-- start --
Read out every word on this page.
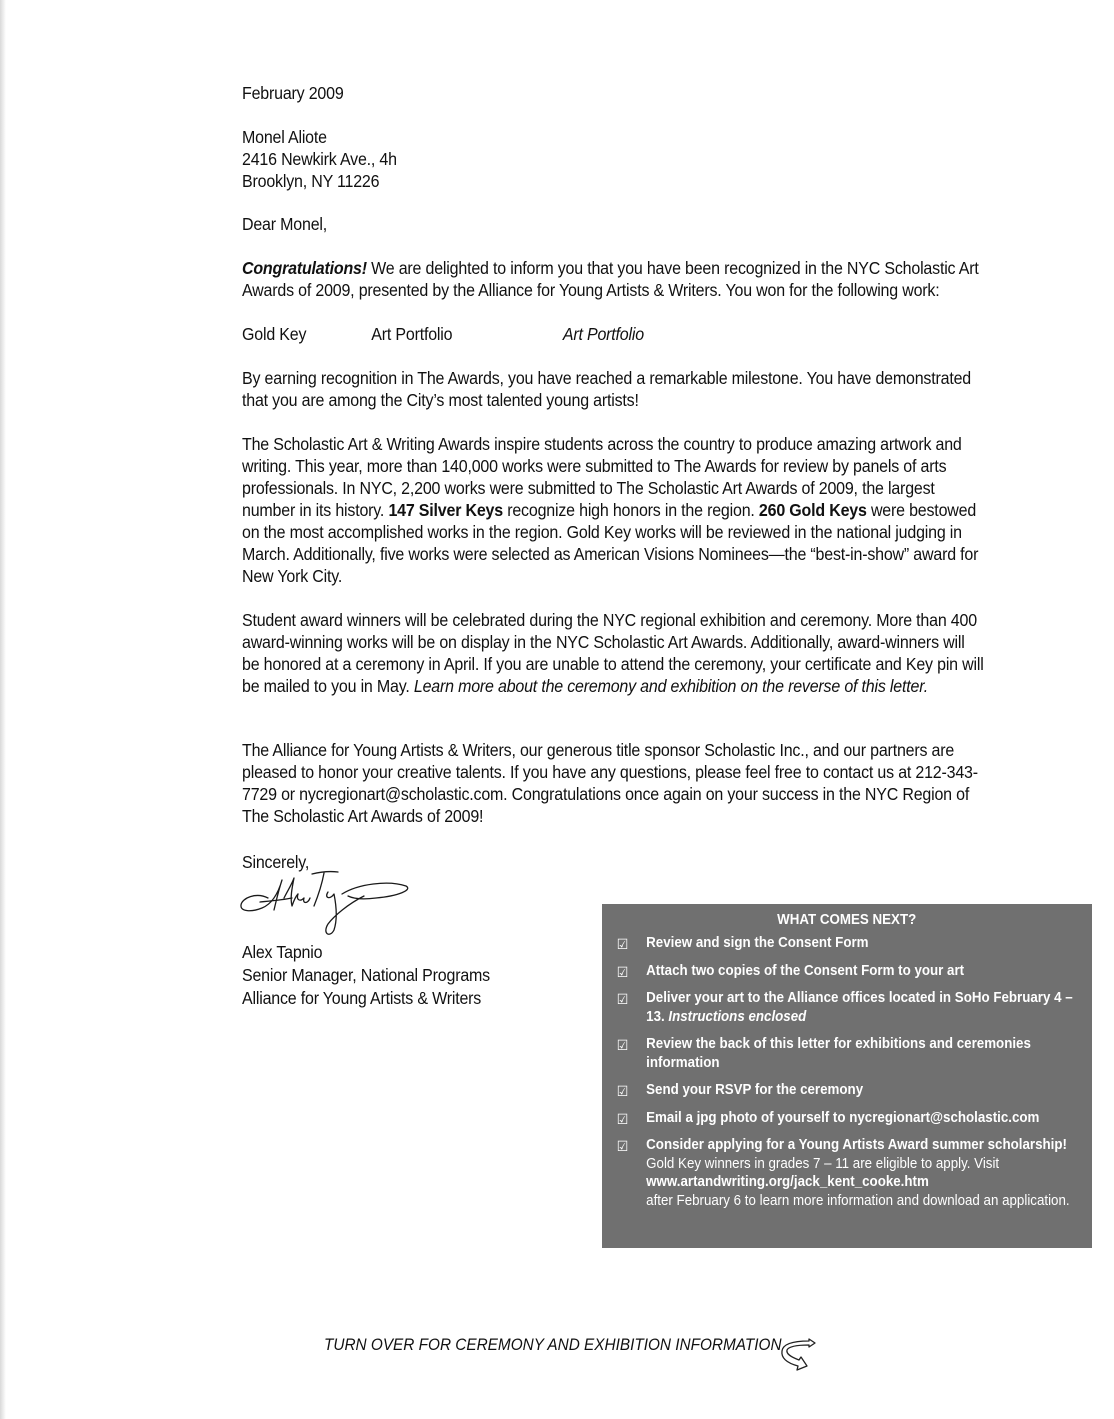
February 2009

Monel Aliote

2416 Newkirk Ave., 4h

Brooklyn, NY 11226

Dear Monel,

Congratulations! We are delighted to inform you that you have been recognized in the NYC Scholastic Art Awards of 2009, presented by the Alliance for Young Artists & Writers. You won for the following work:

Gold Key	Art Portfolio	Art Portfolio

By earning recognition in The Awards, you have reached a remarkable milestone. You have demonstrated that you are among the City’s most talented young artists!

The Scholastic Art & Writing Awards inspire students across the country to produce amazing artwork and writing. This year, more than 140,000 works were submitted to The Awards for review by panels of arts professionals. In NYC, 2,200 works were submitted to The Scholastic Art Awards of 2009, the largest number in its history. 147 Silver Keys recognize high honors in the region. 260 Gold Keys were bestowed on the most accomplished works in the region. Gold Key works will be reviewed in the national judging in March. Additionally, five works were selected as American Visions Nominees—the “best-in-show” award for New York City.

Student award winners will be celebrated during the NYC regional exhibition and ceremony. More than 400 award-winning works will be on display in the NYC Scholastic Art Awards. Additionally, award-winners will be honored at a ceremony in April. If you are unable to attend the ceremony, your certificate and Key pin will be mailed to you in May. Learn more about the ceremony and exhibition on the reverse of this letter.

The Alliance for Young Artists & Writers, our generous title sponsor Scholastic Inc., and our partners are pleased to honor your creative talents. If you have any questions, please feel free to contact us at 212-343-7729 or nycregionart@scholastic.com. Congratulations once again on your success in the NYC Region of The Scholastic Art Awards of 2009!

Sincerely,

Alex Tapnio

Senior Manager, National Programs

Alliance for Young Artists & Writers

WHAT COMES NEXT?
☑ Review and sign the Consent Form
☑ Attach two copies of the Consent Form to your art
☑ Deliver your art to the Alliance offices located in SoHo February 4 – 13. Instructions enclosed
☑ Review the back of this letter for exhibitions and ceremonies information
☑ Send your RSVP for the ceremony
☑ Email a jpg photo of yourself to nycregionart@scholastic.com
☑ Consider applying for a Young Artists Award summer scholarship! Gold Key winners in grades 7 – 11 are eligible to apply. Visit www.artandwriting.org/jack_kent_cooke.htm
after February 6 to learn more information and download an application.
TURN OVER FOR CEREMONY AND EXHIBITION INFORMATION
-- end --
_Given task_.
Copy the material shown above in full and exactly. Skip the pictures.

_Solution for this exercise_.
Read out every word on this page.
February 2009

Monel Aliote

2416 Newkirk Ave., 4h

Brooklyn, NY 11226

Dear Monel,

Congratulations! We are delighted to inform you that you have been recognized in the NYC Scholastic Art Awards of 2009, presented by the Alliance for Young Artists & Writers. You won for the following work:

Gold Key	Art Portfolio	Art Portfolio

By earning recognition in The Awards, you have reached a remarkable milestone. You have demonstrated that you are among the City’s most talented young artists!

The Scholastic Art & Writing Awards inspire students across the country to produce amazing artwork and writing. This year, more than 140,000 works were submitted to The Awards for review by panels of arts professionals. In NYC, 2,200 works were submitted to The Scholastic Art Awards of 2009, the largest number in its history. 147 Silver Keys recognize high honors in the region. 260 Gold Keys were bestowed on the most accomplished works in the region. Gold Key works will be reviewed in the national judging in March. Additionally, five works were selected as American Visions Nominees—the “best-in-show” award for New York City.

Student award winners will be celebrated during the NYC regional exhibition and ceremony. More than 400 award-winning works will be on display in the NYC Scholastic Art Awards. Additionally, award-winners will be honored at a ceremony in April. If you are unable to attend the ceremony, your certificate and Key pin will be mailed to you in May. Learn more about the ceremony and exhibition on the reverse of this letter.

The Alliance for Young Artists & Writers, our generous title sponsor Scholastic Inc., and our partners are pleased to honor your creative talents. If you have any questions, please feel free to contact us at 212-343-7729 or nycregionart@scholastic.com. Congratulations once again on your success in the NYC Region of The Scholastic Art Awards of 2009!

Sincerely,

Alex Tapnio

Senior Manager, National Programs

Alliance for Young Artists & Writers

WHAT COMES NEXT?
☑ Review and sign the Consent Form
☑ Attach two copies of the Consent Form to your art
☑ Deliver your art to the Alliance offices located in SoHo February 4 – 13. Instructions enclosed
☑ Review the back of this letter for exhibitions and ceremonies information
☑ Send your RSVP for the ceremony
☑ Email a jpg photo of yourself to nycregionart@scholastic.com
☑ Consider applying for a Young Artists Award summer scholarship! Gold Key winners in grades 7 – 11 are eligible to apply. Visit www.artandwriting.org/jack_kent_cooke.htm
after February 6 to learn more information and download an application.
TURN OVER FOR CEREMONY AND EXHIBITION INFORMATION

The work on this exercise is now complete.